▶ WRITTEN INSTRUCTION:
Without the images, print all the entries below exactly as given.

Dataset entries on figures:
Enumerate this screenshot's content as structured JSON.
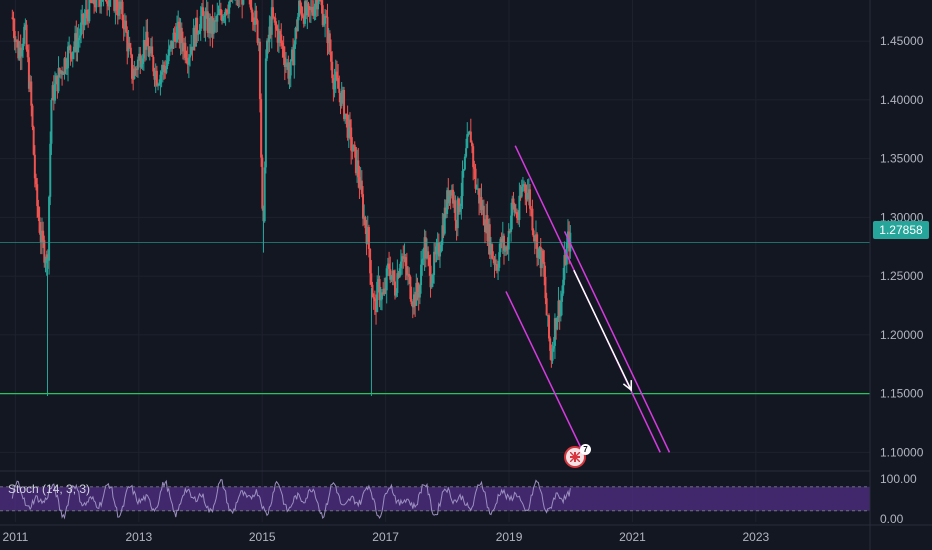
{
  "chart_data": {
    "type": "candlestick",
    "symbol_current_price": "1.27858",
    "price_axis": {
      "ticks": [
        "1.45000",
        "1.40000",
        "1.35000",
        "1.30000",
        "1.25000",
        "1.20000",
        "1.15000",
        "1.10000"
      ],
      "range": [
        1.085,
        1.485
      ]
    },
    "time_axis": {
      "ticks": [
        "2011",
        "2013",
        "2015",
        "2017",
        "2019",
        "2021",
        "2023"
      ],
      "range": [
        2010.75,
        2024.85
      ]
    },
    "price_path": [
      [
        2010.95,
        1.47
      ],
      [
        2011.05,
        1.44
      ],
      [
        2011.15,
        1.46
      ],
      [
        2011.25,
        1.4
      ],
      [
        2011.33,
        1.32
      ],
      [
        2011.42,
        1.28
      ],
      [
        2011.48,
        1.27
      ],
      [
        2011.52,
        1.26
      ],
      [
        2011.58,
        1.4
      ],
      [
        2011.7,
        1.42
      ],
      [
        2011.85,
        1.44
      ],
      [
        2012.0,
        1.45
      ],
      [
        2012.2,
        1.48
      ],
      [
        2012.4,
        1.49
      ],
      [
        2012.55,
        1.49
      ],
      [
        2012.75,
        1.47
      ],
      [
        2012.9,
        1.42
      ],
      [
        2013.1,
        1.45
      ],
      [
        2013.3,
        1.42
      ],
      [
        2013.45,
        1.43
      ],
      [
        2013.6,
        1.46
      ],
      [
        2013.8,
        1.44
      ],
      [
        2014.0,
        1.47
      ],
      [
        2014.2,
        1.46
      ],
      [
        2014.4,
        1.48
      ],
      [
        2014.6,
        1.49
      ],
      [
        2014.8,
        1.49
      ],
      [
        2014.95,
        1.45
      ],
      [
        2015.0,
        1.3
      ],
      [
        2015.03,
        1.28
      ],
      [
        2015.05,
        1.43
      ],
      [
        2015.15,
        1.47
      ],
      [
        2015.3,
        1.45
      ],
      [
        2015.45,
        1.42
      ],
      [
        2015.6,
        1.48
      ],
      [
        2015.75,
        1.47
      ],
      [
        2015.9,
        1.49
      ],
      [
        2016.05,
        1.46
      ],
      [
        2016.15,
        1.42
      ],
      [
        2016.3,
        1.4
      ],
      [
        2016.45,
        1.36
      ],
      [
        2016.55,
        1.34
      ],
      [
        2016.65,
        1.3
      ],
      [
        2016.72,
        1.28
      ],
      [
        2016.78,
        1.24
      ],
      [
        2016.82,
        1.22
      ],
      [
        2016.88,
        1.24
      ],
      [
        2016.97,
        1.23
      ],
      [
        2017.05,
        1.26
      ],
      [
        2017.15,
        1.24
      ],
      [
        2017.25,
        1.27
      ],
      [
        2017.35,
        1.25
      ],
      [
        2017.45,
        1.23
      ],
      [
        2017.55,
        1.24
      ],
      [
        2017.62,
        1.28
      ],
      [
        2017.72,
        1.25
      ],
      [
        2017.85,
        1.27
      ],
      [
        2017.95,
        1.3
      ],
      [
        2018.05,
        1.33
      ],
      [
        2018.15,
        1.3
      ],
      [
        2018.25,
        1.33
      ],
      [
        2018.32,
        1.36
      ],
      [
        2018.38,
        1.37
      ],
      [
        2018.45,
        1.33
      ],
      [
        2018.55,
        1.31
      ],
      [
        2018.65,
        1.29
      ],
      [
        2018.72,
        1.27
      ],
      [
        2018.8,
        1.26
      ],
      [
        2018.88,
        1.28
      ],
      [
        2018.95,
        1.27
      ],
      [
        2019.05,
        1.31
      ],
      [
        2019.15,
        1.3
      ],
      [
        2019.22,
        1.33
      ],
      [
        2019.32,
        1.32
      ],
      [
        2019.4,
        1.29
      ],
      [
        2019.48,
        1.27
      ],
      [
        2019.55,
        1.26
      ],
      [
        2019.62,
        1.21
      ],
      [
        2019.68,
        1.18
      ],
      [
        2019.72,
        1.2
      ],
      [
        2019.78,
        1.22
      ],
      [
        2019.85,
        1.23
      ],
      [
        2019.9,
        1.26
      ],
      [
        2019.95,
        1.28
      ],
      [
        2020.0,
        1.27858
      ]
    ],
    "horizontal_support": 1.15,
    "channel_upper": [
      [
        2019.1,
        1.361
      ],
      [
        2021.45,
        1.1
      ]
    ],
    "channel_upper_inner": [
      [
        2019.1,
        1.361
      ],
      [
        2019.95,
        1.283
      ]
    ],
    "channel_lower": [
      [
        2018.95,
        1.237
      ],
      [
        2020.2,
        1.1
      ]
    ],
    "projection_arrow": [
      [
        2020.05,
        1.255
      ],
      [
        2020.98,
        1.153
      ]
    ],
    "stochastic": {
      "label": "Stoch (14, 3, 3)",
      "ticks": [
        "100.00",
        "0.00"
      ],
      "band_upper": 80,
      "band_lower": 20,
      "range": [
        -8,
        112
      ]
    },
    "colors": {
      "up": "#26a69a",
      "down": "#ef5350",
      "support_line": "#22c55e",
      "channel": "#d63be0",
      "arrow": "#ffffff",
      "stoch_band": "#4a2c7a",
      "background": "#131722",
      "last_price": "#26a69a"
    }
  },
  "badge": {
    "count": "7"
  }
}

▶ THE RESPONSE:
Enumerate this screenshot's content as structured JSON.
{
  "chart_data": {
    "type": "candlestick",
    "symbol_current_price": "1.27858",
    "price_axis": {
      "ticks": [
        "1.45000",
        "1.40000",
        "1.35000",
        "1.30000",
        "1.25000",
        "1.20000",
        "1.15000",
        "1.10000"
      ],
      "range": [
        1.085,
        1.485
      ]
    },
    "time_axis": {
      "ticks": [
        "2011",
        "2013",
        "2015",
        "2017",
        "2019",
        "2021",
        "2023"
      ],
      "range": [
        2010.75,
        2024.85
      ]
    },
    "price_path": [
      [
        2010.95,
        1.47
      ],
      [
        2011.05,
        1.44
      ],
      [
        2011.15,
        1.46
      ],
      [
        2011.25,
        1.4
      ],
      [
        2011.33,
        1.32
      ],
      [
        2011.42,
        1.28
      ],
      [
        2011.48,
        1.27
      ],
      [
        2011.52,
        1.26
      ],
      [
        2011.58,
        1.4
      ],
      [
        2011.7,
        1.42
      ],
      [
        2011.85,
        1.44
      ],
      [
        2012.0,
        1.45
      ],
      [
        2012.2,
        1.48
      ],
      [
        2012.4,
        1.49
      ],
      [
        2012.55,
        1.49
      ],
      [
        2012.75,
        1.47
      ],
      [
        2012.9,
        1.42
      ],
      [
        2013.1,
        1.45
      ],
      [
        2013.3,
        1.42
      ],
      [
        2013.45,
        1.43
      ],
      [
        2013.6,
        1.46
      ],
      [
        2013.8,
        1.44
      ],
      [
        2014.0,
        1.47
      ],
      [
        2014.2,
        1.46
      ],
      [
        2014.4,
        1.48
      ],
      [
        2014.6,
        1.49
      ],
      [
        2014.8,
        1.49
      ],
      [
        2014.95,
        1.45
      ],
      [
        2015.0,
        1.3
      ],
      [
        2015.03,
        1.28
      ],
      [
        2015.05,
        1.43
      ],
      [
        2015.15,
        1.47
      ],
      [
        2015.3,
        1.45
      ],
      [
        2015.45,
        1.42
      ],
      [
        2015.6,
        1.48
      ],
      [
        2015.75,
        1.47
      ],
      [
        2015.9,
        1.49
      ],
      [
        2016.05,
        1.46
      ],
      [
        2016.15,
        1.42
      ],
      [
        2016.3,
        1.4
      ],
      [
        2016.45,
        1.36
      ],
      [
        2016.55,
        1.34
      ],
      [
        2016.65,
        1.3
      ],
      [
        2016.72,
        1.28
      ],
      [
        2016.78,
        1.24
      ],
      [
        2016.82,
        1.22
      ],
      [
        2016.88,
        1.24
      ],
      [
        2016.97,
        1.23
      ],
      [
        2017.05,
        1.26
      ],
      [
        2017.15,
        1.24
      ],
      [
        2017.25,
        1.27
      ],
      [
        2017.35,
        1.25
      ],
      [
        2017.45,
        1.23
      ],
      [
        2017.55,
        1.24
      ],
      [
        2017.62,
        1.28
      ],
      [
        2017.72,
        1.25
      ],
      [
        2017.85,
        1.27
      ],
      [
        2017.95,
        1.3
      ],
      [
        2018.05,
        1.33
      ],
      [
        2018.15,
        1.3
      ],
      [
        2018.25,
        1.33
      ],
      [
        2018.32,
        1.36
      ],
      [
        2018.38,
        1.37
      ],
      [
        2018.45,
        1.33
      ],
      [
        2018.55,
        1.31
      ],
      [
        2018.65,
        1.29
      ],
      [
        2018.72,
        1.27
      ],
      [
        2018.8,
        1.26
      ],
      [
        2018.88,
        1.28
      ],
      [
        2018.95,
        1.27
      ],
      [
        2019.05,
        1.31
      ],
      [
        2019.15,
        1.3
      ],
      [
        2019.22,
        1.33
      ],
      [
        2019.32,
        1.32
      ],
      [
        2019.4,
        1.29
      ],
      [
        2019.48,
        1.27
      ],
      [
        2019.55,
        1.26
      ],
      [
        2019.62,
        1.21
      ],
      [
        2019.68,
        1.18
      ],
      [
        2019.72,
        1.2
      ],
      [
        2019.78,
        1.22
      ],
      [
        2019.85,
        1.23
      ],
      [
        2019.9,
        1.26
      ],
      [
        2019.95,
        1.28
      ],
      [
        2020.0,
        1.27858
      ]
    ],
    "horizontal_support": 1.15,
    "channel_upper": [
      [
        2019.1,
        1.361
      ],
      [
        2021.45,
        1.1
      ]
    ],
    "channel_upper_inner": [
      [
        2019.1,
        1.361
      ],
      [
        2019.95,
        1.283
      ]
    ],
    "channel_lower": [
      [
        2018.95,
        1.237
      ],
      [
        2020.2,
        1.1
      ]
    ],
    "projection_arrow": [
      [
        2020.05,
        1.255
      ],
      [
        2020.98,
        1.153
      ]
    ],
    "stochastic": {
      "label": "Stoch (14, 3, 3)",
      "ticks": [
        "100.00",
        "0.00"
      ],
      "band_upper": 80,
      "band_lower": 20,
      "range": [
        -8,
        112
      ]
    },
    "colors": {
      "up": "#26a69a",
      "down": "#ef5350",
      "support_line": "#22c55e",
      "channel": "#d63be0",
      "arrow": "#ffffff",
      "stoch_band": "#4a2c7a",
      "background": "#131722",
      "last_price": "#26a69a"
    }
  },
  "badge": {
    "count": "7"
  }
}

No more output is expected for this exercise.